> _Data excerpts_
* * *
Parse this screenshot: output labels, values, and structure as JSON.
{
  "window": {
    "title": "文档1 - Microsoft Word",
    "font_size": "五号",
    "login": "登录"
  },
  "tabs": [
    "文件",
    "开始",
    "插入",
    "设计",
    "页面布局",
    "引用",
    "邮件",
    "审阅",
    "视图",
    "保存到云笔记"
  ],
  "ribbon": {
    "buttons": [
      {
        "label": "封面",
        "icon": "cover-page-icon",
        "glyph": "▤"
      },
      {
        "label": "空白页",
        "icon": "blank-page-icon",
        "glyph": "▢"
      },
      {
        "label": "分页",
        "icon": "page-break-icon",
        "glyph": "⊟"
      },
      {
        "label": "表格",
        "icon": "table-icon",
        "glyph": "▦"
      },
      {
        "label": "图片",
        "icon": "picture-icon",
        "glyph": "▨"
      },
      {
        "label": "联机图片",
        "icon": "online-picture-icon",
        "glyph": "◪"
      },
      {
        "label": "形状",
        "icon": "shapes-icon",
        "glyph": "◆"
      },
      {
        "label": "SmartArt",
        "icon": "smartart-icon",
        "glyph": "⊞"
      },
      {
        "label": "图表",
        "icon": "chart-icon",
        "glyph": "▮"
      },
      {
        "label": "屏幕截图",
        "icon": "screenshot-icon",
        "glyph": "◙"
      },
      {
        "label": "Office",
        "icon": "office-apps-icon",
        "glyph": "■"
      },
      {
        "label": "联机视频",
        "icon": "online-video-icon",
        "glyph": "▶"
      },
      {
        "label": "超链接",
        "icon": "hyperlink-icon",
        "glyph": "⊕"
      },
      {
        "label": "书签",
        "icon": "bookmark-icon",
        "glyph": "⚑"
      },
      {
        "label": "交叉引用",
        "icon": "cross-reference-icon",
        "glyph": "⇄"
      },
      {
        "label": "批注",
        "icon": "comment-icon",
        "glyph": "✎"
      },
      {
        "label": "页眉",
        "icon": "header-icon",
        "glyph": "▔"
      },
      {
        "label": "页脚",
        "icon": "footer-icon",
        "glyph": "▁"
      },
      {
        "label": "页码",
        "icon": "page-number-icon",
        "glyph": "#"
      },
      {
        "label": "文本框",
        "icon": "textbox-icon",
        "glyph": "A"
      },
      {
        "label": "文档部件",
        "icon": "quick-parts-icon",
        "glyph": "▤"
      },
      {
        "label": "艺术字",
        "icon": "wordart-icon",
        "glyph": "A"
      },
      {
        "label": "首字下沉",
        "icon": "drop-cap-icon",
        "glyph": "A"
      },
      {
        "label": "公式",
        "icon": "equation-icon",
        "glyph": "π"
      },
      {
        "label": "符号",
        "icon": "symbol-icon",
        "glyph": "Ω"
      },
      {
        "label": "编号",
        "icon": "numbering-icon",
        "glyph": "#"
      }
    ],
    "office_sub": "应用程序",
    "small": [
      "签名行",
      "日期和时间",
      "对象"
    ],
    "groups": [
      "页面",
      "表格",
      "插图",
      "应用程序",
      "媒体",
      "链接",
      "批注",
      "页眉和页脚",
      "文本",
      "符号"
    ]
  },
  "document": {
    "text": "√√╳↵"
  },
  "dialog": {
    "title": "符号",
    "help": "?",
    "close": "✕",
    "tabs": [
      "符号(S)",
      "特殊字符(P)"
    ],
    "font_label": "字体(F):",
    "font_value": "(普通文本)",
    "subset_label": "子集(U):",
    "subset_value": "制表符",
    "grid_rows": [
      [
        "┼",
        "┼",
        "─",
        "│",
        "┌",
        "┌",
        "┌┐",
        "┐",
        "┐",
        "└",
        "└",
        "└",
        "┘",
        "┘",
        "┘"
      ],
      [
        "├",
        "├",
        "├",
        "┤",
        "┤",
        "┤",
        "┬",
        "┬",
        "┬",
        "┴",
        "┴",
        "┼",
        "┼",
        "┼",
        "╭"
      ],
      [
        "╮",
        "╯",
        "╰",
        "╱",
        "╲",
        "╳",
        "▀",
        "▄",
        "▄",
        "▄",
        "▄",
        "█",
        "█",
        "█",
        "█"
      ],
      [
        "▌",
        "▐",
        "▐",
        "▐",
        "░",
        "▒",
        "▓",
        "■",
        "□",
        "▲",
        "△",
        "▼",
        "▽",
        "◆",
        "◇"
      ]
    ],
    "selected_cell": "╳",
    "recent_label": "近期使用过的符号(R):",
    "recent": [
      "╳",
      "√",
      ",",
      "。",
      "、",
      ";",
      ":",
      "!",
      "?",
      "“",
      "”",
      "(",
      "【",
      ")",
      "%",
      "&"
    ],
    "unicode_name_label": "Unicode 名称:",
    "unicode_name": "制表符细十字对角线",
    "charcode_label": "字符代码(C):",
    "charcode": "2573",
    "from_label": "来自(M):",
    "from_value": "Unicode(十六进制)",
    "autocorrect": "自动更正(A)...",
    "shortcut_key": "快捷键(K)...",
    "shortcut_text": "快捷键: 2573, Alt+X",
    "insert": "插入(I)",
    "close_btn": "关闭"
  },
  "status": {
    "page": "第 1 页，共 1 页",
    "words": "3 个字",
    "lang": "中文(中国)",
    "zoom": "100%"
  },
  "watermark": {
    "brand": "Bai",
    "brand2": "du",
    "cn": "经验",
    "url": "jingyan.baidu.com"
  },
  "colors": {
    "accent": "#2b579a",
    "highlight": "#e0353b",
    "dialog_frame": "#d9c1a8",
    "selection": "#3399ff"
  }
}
* * *
> _PROBLEM REQUIREMENTS_
From the data above, copy out every line with the string "picture" in it.

> _ANSWER TO THIS PROBLEM_
        "icon": "picture-icon",
        "icon": "online-picture-icon",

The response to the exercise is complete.